[start of Supplied material]
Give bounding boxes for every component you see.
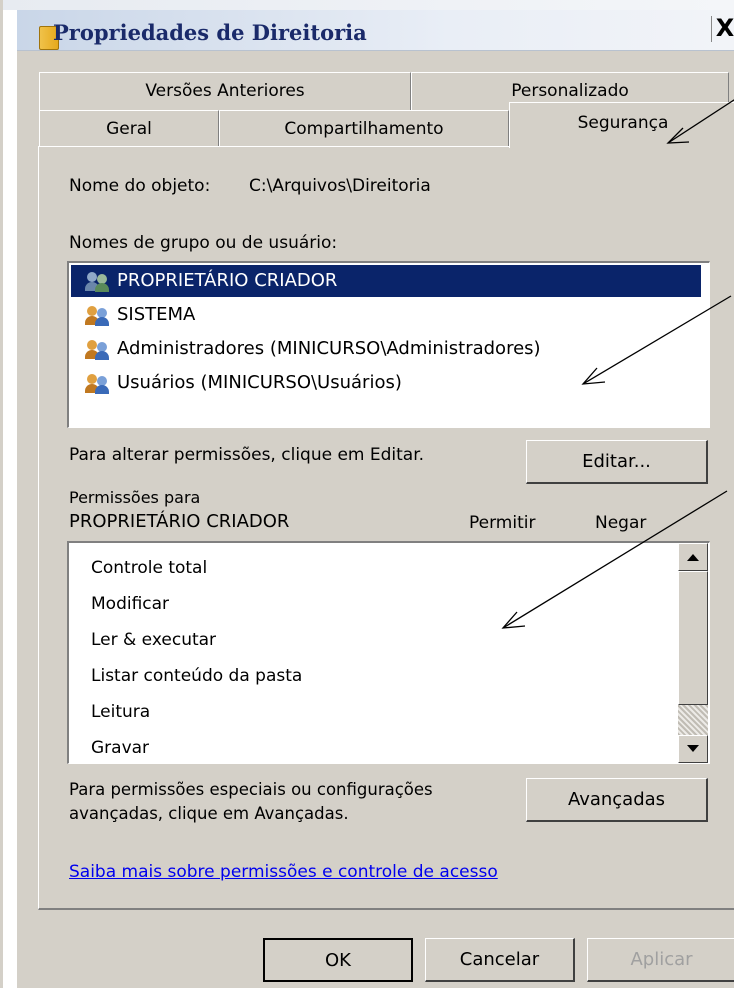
tab-label: Versões Anteriores	[145, 81, 305, 101]
users-group-icon	[85, 306, 111, 326]
list-item: Modificar	[91, 594, 170, 614]
users-group-icon	[85, 272, 111, 292]
list-item-label: Administradores (MINICURSO\Administrador…	[117, 338, 541, 359]
scroll-down-button[interactable]	[678, 735, 708, 763]
tab-label: Geral	[106, 119, 152, 139]
tab-label: Segurança	[577, 113, 669, 133]
scroll-down-icon	[687, 745, 699, 752]
deny-column-header: Negar	[595, 513, 647, 533]
permissions-for-value: PROPRIETÁRIO CRIADOR	[69, 511, 290, 532]
users-group-icon	[85, 340, 111, 360]
list-item-label: SISTEMA	[117, 304, 196, 325]
tab-label: Personalizado	[511, 81, 629, 101]
window-title: Propriedades de Direitoria	[53, 20, 367, 45]
learn-more-link[interactable]: Saiba mais sobre permissões e controle d…	[69, 862, 498, 882]
list-item[interactable]: Usuários (MINICURSO\Usuários)	[71, 367, 701, 399]
window-left-edge	[3, 0, 17, 988]
scroll-up-icon	[687, 554, 699, 561]
scroll-up-button[interactable]	[678, 543, 708, 571]
close-button[interactable]: X	[711, 16, 734, 42]
tab-seguranca[interactable]: Segurança	[509, 102, 734, 148]
scroll-thumb[interactable]	[678, 571, 708, 705]
object-name-value: C:\Arquivos\Direitoria	[249, 176, 431, 196]
tab-compartilhamento[interactable]: Compartilhamento	[219, 110, 509, 146]
properties-dialog: Propriedades de Direitoria X Versões Ant…	[0, 0, 734, 988]
title-bar[interactable]: Propriedades de Direitoria X	[17, 10, 734, 51]
ok-button[interactable]: OK	[263, 938, 413, 982]
group-user-list[interactable]: PROPRIETÁRIO CRIADOR SISTEMA Administrad…	[67, 261, 710, 428]
advanced-hint-line2: avançadas, clique em Avançadas.	[69, 804, 349, 823]
list-item[interactable]: SISTEMA	[71, 299, 701, 331]
permissions-scrollbar[interactable]	[678, 543, 708, 763]
cancel-button[interactable]: Cancelar	[425, 938, 575, 982]
list-item-label: Usuários (MINICURSO\Usuários)	[117, 372, 402, 393]
window-top-strip	[3, 0, 734, 10]
tab-geral[interactable]: Geral	[39, 110, 219, 146]
tab-label: Compartilhamento	[284, 119, 444, 139]
permissions-list[interactable]: Controle total Modificar Ler & executar …	[67, 541, 710, 764]
list-item: Gravar	[91, 738, 150, 758]
edit-button[interactable]: Editar...	[526, 440, 708, 484]
permissions-for-label: Permissões para	[69, 488, 201, 507]
advanced-button[interactable]: Avançadas	[526, 778, 708, 822]
list-item[interactable]: Administradores (MINICURSO\Administrador…	[71, 333, 701, 365]
list-item: Controle total	[91, 558, 208, 578]
tab-versoes-anteriores[interactable]: Versões Anteriores	[39, 72, 411, 110]
list-item-label: PROPRIETÁRIO CRIADOR	[117, 270, 338, 291]
apply-button[interactable]: Aplicar	[587, 938, 734, 982]
list-item: Listar conteúdo da pasta	[91, 666, 303, 686]
allow-column-header: Permitir	[469, 513, 536, 533]
list-item: Leitura	[91, 702, 151, 722]
users-group-icon	[85, 374, 111, 394]
list-item[interactable]: PROPRIETÁRIO CRIADOR	[71, 265, 701, 297]
list-item: Ler & executar	[91, 630, 217, 650]
scroll-track[interactable]	[678, 705, 708, 735]
edit-hint: Para alterar permissões, clique em Edita…	[69, 445, 425, 465]
advanced-hint-line1: Para permissões especiais ou configuraçõ…	[69, 780, 433, 799]
object-name-label: Nome do objeto:	[69, 176, 211, 196]
groups-label: Nomes de grupo ou de usuário:	[69, 233, 338, 253]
[end of Supplied material]
Directions → Copy the listing word for word, starting with the line that contains "81, 305, 101]" and going on through the line that contains "102, 734, 148]".

Finished task →
tab-label: Versões Anteriores	[145, 81, 305, 101]
users-group-icon	[85, 306, 111, 326]
list-item: Modificar	[91, 594, 170, 614]
users-group-icon	[85, 272, 111, 292]
list-item-label: Administradores (MINICURSO\Administrador…	[117, 338, 541, 359]
scroll-down-button[interactable]	[678, 735, 708, 763]
tab-label: Geral	[106, 119, 152, 139]
tab-label: Segurança	[577, 113, 669, 133]
scroll-down-icon	[687, 745, 699, 752]
deny-column-header: Negar	[595, 513, 647, 533]
permissions-for-value: PROPRIETÁRIO CRIADOR	[69, 511, 290, 532]
users-group-icon	[85, 340, 111, 360]
list-item-label: SISTEMA	[117, 304, 196, 325]
tab-label: Personalizado	[511, 81, 629, 101]
window-title: Propriedades de Direitoria	[53, 20, 367, 45]
learn-more-link[interactable]: Saiba mais sobre permissões e controle d…	[69, 862, 498, 882]
list-item[interactable]: Usuários (MINICURSO\Usuários)	[71, 367, 701, 399]
window-left-edge	[3, 0, 17, 988]
scroll-up-icon	[687, 554, 699, 561]
scroll-up-button[interactable]	[678, 543, 708, 571]
close-button[interactable]: X	[711, 16, 734, 42]
tab-seguranca[interactable]: Segurança	[509, 102, 734, 148]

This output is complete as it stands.